* Exercise requirements:
Locate the word "profissionais" in the material, then show every line that holds it.

* Extracted data:
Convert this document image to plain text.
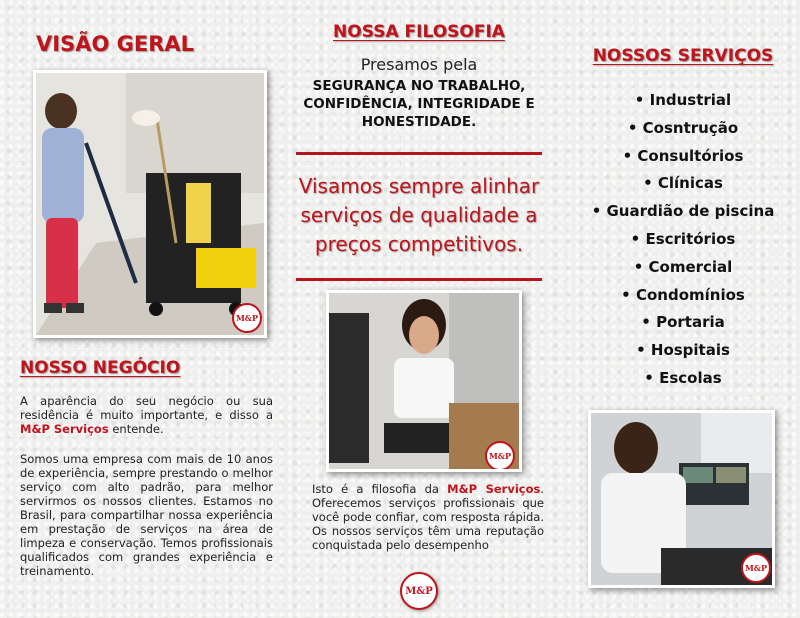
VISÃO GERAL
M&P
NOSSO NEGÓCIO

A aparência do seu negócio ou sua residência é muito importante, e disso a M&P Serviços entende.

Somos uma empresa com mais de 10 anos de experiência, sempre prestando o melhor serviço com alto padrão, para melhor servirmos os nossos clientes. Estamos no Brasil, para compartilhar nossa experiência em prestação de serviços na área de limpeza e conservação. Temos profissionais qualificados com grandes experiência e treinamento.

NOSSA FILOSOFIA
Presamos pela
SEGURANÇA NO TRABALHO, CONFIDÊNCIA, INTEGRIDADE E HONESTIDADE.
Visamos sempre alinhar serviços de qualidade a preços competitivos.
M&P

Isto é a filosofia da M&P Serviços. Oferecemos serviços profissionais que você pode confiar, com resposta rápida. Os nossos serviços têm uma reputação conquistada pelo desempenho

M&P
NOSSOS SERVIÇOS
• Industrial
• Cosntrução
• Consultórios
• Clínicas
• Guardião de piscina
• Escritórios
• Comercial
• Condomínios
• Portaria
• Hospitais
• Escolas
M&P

* * *

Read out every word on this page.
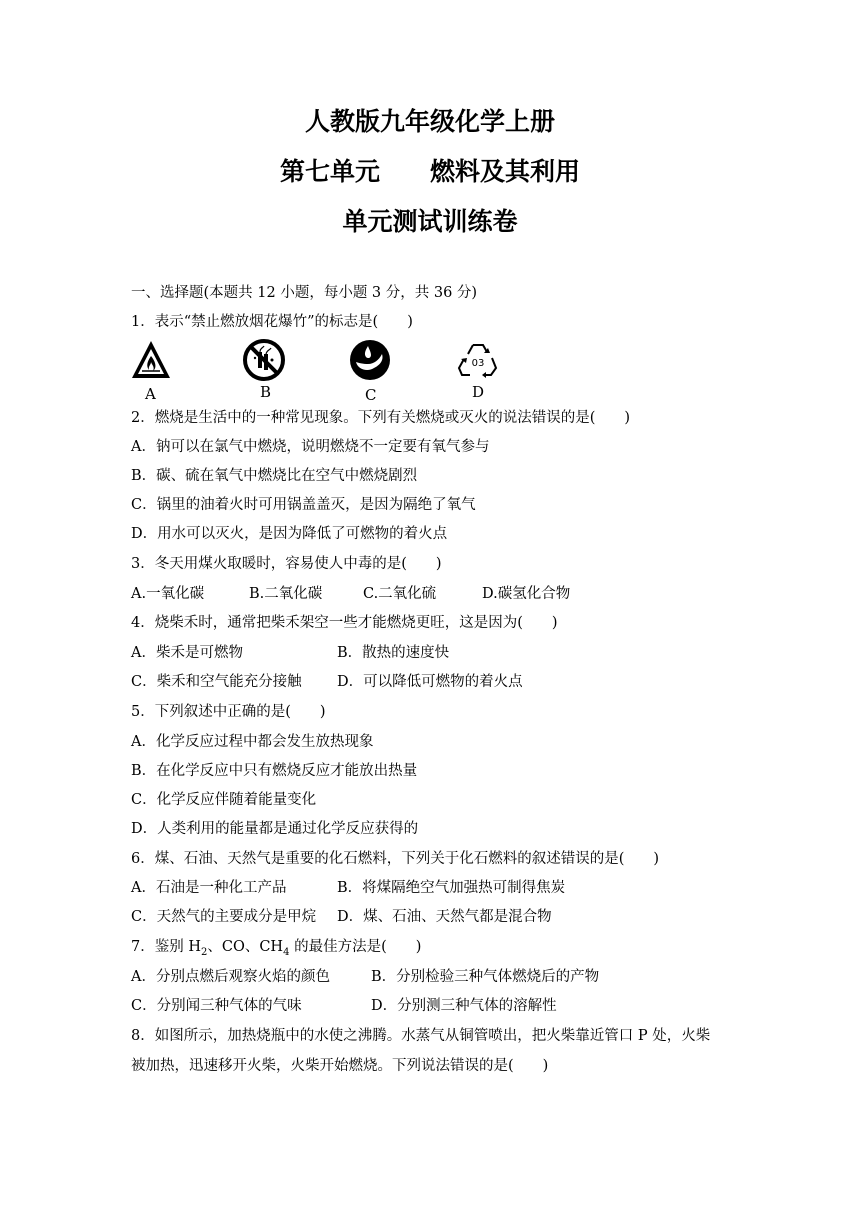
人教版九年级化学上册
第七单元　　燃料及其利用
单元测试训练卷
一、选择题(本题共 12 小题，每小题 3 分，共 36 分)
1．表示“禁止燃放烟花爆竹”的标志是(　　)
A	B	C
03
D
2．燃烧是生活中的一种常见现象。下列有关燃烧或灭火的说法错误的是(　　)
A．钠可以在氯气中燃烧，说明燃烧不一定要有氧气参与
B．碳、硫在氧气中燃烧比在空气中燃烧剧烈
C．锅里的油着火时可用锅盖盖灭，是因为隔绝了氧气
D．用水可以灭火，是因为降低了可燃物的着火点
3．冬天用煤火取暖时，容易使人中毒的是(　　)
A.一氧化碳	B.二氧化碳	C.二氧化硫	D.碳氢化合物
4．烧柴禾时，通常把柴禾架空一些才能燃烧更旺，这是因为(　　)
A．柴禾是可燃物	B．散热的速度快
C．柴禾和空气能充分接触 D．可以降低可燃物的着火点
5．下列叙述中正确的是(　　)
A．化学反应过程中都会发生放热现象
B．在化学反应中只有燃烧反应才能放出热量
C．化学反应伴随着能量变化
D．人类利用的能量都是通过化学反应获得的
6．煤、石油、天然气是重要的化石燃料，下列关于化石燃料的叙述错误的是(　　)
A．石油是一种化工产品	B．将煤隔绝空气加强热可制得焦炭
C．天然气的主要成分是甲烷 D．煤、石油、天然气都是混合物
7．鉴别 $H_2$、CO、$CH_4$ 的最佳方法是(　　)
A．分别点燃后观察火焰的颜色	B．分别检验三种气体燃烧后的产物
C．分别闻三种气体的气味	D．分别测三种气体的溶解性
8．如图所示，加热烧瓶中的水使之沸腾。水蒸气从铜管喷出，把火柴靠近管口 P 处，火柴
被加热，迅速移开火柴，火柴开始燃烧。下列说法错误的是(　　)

* Solution for this task:
Somos uma empresa com mais de 10 anos de experiência, sempre prestando o melhor serviço com alto padrão, para melhor servirmos os nossos clientes. Estamos no Brasil, para compartilhar nossa experiência em prestação de serviços na área de limpeza e conservação. Temos profissionais qualificados com grandes experiência e treinamento.
Isto é a filosofia da M&P Serviços. Oferecemos serviços profissionais que você pode confiar, com resposta rápida. Os nossos serviços têm uma reputação conquistada pelo desempenho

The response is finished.